** BEGIN Provided data **
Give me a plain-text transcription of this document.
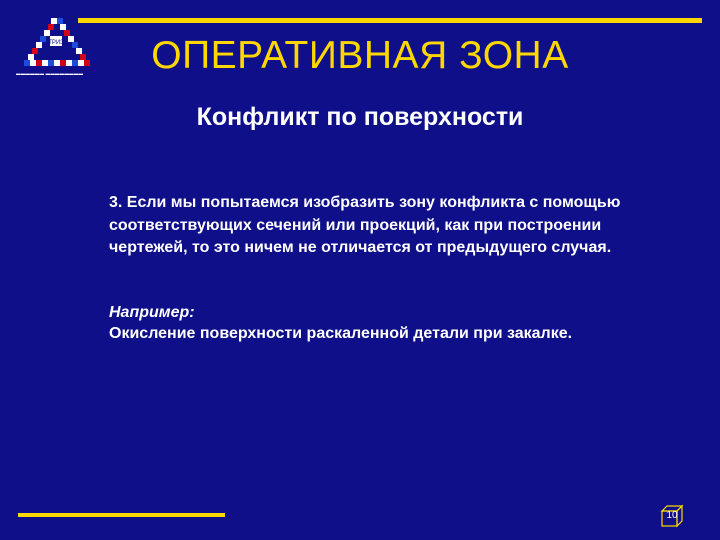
ТРИЗ
▬▬▬▬▬▬ ▬▬▬▬▬▬▬▬	ОПЕРАТИВНАЯ ЗОНА
Конфликт по поверхности

3. Если мы попытаемся изобразить зону конфликта с помощью соответствующих сечений или проекций, как при построении чертежей, то это ничем не отличается от предыдущего случая.

Например:
Окисление поверхности раскаленной детали при закалке.
10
** END Provided data **
Repeat the data exactly, dropping every picture it holds.

» Task result:
Give me a plain-text transcription of this document.
ТРИЗ
▬▬▬▬▬▬ ▬▬▬▬▬▬▬▬	ОПЕРАТИВНАЯ ЗОНА
Конфликт по поверхности

3. Если мы попытаемся изобразить зону конфликта с помощью соответствующих сечений или проекций, как при построении чертежей, то это ничем не отличается от предыдущего случая.

Например:
Окисление поверхности раскаленной детали при закалке.
10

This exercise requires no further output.